-------- Records for this task

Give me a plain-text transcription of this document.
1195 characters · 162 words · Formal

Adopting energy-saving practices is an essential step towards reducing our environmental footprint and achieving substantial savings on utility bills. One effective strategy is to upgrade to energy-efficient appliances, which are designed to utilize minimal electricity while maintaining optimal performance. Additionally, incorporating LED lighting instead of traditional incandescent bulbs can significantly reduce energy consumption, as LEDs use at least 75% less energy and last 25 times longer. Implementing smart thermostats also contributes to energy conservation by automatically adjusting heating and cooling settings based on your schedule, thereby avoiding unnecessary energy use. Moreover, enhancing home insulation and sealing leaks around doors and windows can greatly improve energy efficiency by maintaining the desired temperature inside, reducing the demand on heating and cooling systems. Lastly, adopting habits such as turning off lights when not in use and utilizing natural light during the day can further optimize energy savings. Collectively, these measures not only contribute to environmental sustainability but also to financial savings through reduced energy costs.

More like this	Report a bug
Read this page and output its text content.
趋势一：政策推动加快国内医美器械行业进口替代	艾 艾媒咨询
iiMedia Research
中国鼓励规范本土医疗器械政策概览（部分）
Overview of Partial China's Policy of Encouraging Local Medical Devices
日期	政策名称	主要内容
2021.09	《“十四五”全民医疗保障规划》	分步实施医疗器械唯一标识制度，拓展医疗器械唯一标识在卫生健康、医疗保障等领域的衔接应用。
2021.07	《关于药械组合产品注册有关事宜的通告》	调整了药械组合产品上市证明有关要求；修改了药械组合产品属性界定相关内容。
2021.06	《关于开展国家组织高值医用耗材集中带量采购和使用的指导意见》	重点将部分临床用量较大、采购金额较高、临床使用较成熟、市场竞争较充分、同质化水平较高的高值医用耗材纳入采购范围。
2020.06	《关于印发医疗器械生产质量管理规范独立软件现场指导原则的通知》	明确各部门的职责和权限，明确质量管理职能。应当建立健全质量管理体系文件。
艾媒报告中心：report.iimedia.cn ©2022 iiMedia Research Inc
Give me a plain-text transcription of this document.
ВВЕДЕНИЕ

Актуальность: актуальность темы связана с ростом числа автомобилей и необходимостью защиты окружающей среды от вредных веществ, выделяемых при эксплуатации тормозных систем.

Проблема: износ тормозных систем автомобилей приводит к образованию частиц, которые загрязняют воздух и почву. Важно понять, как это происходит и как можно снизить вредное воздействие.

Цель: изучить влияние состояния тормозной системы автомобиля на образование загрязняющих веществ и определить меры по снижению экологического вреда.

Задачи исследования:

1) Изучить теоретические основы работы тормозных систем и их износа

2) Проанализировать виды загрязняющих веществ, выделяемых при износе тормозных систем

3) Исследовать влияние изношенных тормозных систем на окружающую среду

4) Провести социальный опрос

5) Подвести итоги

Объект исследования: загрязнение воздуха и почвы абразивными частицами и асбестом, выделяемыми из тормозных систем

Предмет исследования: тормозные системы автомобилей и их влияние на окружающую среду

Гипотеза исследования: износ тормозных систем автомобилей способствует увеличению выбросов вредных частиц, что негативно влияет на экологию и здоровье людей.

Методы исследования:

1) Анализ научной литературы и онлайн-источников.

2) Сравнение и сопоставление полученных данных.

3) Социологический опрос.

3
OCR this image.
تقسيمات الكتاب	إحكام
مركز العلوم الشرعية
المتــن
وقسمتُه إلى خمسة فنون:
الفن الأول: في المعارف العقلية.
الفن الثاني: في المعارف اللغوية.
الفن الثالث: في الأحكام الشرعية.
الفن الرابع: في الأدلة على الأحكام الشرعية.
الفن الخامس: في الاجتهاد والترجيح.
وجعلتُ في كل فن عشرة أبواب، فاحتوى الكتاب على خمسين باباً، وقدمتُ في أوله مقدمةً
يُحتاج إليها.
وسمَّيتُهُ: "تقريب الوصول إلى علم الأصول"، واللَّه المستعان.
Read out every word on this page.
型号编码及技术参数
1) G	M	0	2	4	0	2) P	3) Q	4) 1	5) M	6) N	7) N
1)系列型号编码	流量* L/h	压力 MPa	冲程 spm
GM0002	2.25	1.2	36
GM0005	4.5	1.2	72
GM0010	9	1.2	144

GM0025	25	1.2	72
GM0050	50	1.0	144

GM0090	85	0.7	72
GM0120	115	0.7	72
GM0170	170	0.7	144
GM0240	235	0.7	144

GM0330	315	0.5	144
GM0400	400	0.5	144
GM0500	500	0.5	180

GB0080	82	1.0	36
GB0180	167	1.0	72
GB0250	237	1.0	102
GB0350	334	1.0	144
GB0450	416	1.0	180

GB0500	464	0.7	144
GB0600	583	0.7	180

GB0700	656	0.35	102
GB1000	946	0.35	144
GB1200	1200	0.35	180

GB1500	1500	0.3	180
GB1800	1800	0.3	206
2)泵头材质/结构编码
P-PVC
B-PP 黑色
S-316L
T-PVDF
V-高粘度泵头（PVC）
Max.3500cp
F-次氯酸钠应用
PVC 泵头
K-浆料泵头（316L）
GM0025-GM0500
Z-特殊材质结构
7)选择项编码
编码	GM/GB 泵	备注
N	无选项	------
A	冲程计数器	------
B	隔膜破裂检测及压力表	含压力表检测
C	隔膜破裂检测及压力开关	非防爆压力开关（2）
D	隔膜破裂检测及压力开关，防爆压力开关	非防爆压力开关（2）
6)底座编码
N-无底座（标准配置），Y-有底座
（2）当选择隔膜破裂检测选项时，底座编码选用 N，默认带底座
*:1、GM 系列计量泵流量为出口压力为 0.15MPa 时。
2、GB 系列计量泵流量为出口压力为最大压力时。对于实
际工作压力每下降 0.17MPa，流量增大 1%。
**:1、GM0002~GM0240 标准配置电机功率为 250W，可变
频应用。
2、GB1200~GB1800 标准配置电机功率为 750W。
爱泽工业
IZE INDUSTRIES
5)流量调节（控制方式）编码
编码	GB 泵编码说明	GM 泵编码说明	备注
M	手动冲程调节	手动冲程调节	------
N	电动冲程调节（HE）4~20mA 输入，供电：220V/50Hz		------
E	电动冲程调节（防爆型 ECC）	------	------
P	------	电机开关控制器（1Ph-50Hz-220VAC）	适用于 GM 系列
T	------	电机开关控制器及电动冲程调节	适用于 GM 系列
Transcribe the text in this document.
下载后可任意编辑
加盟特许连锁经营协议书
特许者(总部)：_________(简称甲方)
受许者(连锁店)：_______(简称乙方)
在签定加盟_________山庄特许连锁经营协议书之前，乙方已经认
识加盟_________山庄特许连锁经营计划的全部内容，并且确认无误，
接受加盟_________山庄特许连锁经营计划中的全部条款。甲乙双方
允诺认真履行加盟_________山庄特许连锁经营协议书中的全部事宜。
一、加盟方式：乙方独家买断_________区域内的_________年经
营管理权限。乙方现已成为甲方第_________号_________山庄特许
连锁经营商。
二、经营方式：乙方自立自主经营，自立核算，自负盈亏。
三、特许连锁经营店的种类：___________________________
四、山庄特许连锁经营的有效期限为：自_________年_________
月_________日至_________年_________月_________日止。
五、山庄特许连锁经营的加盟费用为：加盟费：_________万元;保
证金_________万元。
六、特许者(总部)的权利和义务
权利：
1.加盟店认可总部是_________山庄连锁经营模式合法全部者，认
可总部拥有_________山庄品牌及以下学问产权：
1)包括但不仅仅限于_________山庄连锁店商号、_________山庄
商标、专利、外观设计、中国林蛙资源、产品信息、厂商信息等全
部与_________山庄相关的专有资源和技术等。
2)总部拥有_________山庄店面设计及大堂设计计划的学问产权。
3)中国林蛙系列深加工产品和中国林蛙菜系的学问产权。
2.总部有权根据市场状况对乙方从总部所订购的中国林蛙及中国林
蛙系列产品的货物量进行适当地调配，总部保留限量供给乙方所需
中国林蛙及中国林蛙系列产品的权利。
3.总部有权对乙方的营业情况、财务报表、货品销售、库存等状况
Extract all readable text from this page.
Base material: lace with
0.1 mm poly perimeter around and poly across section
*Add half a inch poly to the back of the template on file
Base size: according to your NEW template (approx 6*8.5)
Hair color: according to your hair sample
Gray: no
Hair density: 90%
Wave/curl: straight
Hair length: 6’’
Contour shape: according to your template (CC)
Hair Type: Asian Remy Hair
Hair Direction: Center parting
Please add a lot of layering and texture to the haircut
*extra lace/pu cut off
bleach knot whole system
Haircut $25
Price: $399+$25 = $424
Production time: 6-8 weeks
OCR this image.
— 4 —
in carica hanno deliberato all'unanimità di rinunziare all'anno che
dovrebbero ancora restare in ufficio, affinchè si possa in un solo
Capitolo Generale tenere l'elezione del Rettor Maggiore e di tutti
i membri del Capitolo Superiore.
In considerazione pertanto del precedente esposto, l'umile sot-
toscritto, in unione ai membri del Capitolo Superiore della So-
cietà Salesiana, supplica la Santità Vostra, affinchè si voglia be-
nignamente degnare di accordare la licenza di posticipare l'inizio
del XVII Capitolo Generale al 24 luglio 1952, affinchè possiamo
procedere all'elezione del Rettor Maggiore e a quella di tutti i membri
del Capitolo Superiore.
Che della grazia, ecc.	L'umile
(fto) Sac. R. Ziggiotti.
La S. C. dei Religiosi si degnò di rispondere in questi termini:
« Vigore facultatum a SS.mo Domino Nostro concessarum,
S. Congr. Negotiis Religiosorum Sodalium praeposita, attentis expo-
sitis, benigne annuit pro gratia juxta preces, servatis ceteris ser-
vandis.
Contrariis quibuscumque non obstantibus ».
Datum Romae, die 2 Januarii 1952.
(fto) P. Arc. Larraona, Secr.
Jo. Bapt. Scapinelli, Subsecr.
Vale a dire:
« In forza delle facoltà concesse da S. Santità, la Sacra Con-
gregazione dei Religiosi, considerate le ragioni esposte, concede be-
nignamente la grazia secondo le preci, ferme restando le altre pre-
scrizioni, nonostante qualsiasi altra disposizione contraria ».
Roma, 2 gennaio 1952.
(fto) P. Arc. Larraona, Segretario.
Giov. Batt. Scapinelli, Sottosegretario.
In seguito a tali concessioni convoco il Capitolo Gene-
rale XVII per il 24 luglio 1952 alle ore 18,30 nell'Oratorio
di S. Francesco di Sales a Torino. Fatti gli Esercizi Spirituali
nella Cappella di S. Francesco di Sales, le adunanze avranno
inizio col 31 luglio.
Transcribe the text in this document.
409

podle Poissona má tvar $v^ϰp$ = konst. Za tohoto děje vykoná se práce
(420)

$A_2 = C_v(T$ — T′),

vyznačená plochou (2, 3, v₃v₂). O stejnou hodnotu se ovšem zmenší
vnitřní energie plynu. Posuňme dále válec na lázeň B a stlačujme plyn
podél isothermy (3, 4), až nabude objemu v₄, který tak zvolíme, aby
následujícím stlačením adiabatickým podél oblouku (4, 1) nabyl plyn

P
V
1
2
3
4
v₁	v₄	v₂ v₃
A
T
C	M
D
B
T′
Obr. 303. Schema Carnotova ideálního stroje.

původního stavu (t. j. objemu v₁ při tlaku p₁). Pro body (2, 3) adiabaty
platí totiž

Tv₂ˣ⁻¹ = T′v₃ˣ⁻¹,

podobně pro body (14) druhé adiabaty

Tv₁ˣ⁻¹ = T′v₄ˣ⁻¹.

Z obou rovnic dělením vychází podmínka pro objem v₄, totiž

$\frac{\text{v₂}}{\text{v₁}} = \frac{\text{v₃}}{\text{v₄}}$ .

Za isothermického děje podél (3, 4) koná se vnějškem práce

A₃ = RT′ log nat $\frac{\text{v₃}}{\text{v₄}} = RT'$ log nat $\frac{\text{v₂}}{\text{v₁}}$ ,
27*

----------------

- _Exercise goal_:
List all lines holding the string "влияние".

- _Reply to the exercise_:
Цель: изучить влияние состояния тормозной системы автомобиля на образование загрязняющих веществ и определить меры по снижению экологического вреда.
3) Исследовать влияние изношенных тормозных систем на окружающую среду
Предмет исследования: тормозные системы автомобилей и их влияние на окружающую среду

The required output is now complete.